**GIVEN PROBLEM**. Extract every line from the records below that contains the word "Settings".
[BEGIN INPUT DATA]
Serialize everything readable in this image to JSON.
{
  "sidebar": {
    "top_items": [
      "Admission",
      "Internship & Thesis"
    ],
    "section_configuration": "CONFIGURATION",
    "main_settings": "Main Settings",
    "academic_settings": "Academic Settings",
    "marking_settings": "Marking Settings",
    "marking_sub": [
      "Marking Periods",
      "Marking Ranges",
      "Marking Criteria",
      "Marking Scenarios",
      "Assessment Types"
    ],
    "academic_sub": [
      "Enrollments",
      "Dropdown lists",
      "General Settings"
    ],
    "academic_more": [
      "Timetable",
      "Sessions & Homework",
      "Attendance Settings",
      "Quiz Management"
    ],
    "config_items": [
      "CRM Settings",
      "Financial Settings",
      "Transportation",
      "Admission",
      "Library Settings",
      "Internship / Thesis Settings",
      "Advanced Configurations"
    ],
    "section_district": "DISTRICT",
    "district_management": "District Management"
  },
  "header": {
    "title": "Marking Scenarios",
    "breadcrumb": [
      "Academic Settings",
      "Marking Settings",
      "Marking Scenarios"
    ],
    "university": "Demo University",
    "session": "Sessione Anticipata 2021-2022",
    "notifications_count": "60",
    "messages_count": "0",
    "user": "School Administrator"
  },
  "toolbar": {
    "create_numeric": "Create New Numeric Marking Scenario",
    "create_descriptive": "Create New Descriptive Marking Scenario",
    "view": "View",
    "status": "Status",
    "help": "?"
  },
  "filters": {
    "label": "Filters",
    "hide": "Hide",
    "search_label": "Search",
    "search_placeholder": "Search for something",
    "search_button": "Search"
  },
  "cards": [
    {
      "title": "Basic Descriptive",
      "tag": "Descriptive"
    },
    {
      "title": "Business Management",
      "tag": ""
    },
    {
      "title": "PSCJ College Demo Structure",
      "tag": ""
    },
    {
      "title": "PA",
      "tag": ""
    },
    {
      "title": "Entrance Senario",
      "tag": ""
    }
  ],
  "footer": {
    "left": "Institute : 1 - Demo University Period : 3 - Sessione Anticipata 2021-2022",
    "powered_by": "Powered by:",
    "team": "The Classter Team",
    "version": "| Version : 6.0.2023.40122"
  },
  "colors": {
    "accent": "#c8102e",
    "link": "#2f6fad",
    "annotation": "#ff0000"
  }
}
[END INPUT DATA]
**THE COMPLETED TASK**.
    "main_settings": "Main Settings",
    "academic_settings": "Academic Settings",
    "marking_settings": "Marking Settings",
      "General Settings"
      "Attendance Settings",
      "CRM Settings",
      "Financial Settings",
      "Library Settings",
      "Internship / Thesis Settings",
      "Academic Settings",
      "Marking Settings",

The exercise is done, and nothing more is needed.